REQUEST »
Set down the whole listing verbatim.

DATA TO USE »
** Start **

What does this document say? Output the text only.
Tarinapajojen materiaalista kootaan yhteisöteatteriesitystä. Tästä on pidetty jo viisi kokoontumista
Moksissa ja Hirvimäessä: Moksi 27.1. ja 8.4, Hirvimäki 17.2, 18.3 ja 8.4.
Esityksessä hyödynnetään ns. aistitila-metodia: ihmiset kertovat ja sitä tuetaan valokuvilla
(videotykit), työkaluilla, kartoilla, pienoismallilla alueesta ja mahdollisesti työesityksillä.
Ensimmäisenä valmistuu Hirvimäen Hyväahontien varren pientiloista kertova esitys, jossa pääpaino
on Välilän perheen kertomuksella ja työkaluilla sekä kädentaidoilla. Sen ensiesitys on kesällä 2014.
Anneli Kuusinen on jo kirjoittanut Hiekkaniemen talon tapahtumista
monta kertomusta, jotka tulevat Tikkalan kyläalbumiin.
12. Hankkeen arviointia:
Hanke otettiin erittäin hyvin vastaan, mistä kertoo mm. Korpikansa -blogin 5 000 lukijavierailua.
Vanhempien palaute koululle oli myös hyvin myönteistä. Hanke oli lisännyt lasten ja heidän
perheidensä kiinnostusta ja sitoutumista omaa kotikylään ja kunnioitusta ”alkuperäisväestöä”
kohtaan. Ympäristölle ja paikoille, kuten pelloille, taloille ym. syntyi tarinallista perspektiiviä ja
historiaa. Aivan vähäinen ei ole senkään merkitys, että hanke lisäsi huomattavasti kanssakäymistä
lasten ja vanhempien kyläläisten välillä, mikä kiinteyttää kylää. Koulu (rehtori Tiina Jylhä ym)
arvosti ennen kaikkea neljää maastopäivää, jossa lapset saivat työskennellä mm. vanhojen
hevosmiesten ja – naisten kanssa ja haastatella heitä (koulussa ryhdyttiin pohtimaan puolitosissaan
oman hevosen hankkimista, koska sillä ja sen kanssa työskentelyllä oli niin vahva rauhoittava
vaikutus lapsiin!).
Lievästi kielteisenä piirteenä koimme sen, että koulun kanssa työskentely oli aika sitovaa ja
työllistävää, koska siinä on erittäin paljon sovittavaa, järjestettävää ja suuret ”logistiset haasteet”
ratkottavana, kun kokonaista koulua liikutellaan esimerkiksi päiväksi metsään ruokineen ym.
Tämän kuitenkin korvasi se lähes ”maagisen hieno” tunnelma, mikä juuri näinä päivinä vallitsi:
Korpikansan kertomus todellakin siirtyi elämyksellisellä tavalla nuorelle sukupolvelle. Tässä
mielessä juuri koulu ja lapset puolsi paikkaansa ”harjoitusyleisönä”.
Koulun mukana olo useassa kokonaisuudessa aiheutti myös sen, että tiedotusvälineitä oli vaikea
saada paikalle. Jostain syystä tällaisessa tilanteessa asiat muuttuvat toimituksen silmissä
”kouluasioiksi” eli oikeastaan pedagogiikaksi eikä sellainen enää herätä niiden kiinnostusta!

** End **

FINAL RESULT »
What does this document say? Output the text only.
Tarinapajojen materiaalista kootaan yhteisöteatteriesitystä. Tästä on pidetty jo viisi kokoontumista
Moksissa ja Hirvimäessä: Moksi 27.1. ja 8.4, Hirvimäki 17.2, 18.3 ja 8.4.
Esityksessä hyödynnetään ns. aistitila-metodia: ihmiset kertovat ja sitä tuetaan valokuvilla
(videotykit), työkaluilla, kartoilla, pienoismallilla alueesta ja mahdollisesti työesityksillä.
Ensimmäisenä valmistuu Hirvimäen Hyväahontien varren pientiloista kertova esitys, jossa pääpaino
on Välilän perheen kertomuksella ja työkaluilla sekä kädentaidoilla. Sen ensiesitys on kesällä 2014.
Anneli Kuusinen on jo kirjoittanut Hiekkaniemen talon tapahtumista
monta kertomusta, jotka tulevat Tikkalan kyläalbumiin.
12. Hankkeen arviointia:
Hanke otettiin erittäin hyvin vastaan, mistä kertoo mm. Korpikansa -blogin 5 000 lukijavierailua.
Vanhempien palaute koululle oli myös hyvin myönteistä. Hanke oli lisännyt lasten ja heidän
perheidensä kiinnostusta ja sitoutumista omaa kotikylään ja kunnioitusta ”alkuperäisväestöä”
kohtaan. Ympäristölle ja paikoille, kuten pelloille, taloille ym. syntyi tarinallista perspektiiviä ja
historiaa. Aivan vähäinen ei ole senkään merkitys, että hanke lisäsi huomattavasti kanssakäymistä
lasten ja vanhempien kyläläisten välillä, mikä kiinteyttää kylää. Koulu (rehtori Tiina Jylhä ym)
arvosti ennen kaikkea neljää maastopäivää, jossa lapset saivat työskennellä mm. vanhojen
hevosmiesten ja – naisten kanssa ja haastatella heitä (koulussa ryhdyttiin pohtimaan puolitosissaan
oman hevosen hankkimista, koska sillä ja sen kanssa työskentelyllä oli niin vahva rauhoittava
vaikutus lapsiin!).
Lievästi kielteisenä piirteenä koimme sen, että koulun kanssa työskentely oli aika sitovaa ja
työllistävää, koska siinä on erittäin paljon sovittavaa, järjestettävää ja suuret ”logistiset haasteet”
ratkottavana, kun kokonaista koulua liikutellaan esimerkiksi päiväksi metsään ruokineen ym.
Tämän kuitenkin korvasi se lähes ”maagisen hieno” tunnelma, mikä juuri näinä päivinä vallitsi:
Korpikansan kertomus todellakin siirtyi elämyksellisellä tavalla nuorelle sukupolvelle. Tässä
mielessä juuri koulu ja lapset puolsi paikkaansa ”harjoitusyleisönä”.
Koulun mukana olo useassa kokonaisuudessa aiheutti myös sen, että tiedotusvälineitä oli vaikea
saada paikalle. Jostain syystä tällaisessa tilanteessa asiat muuttuvat toimituksen silmissä
”kouluasioiksi” eli oikeastaan pedagogiikaksi eikä sellainen enää herätä niiden kiinnostusta!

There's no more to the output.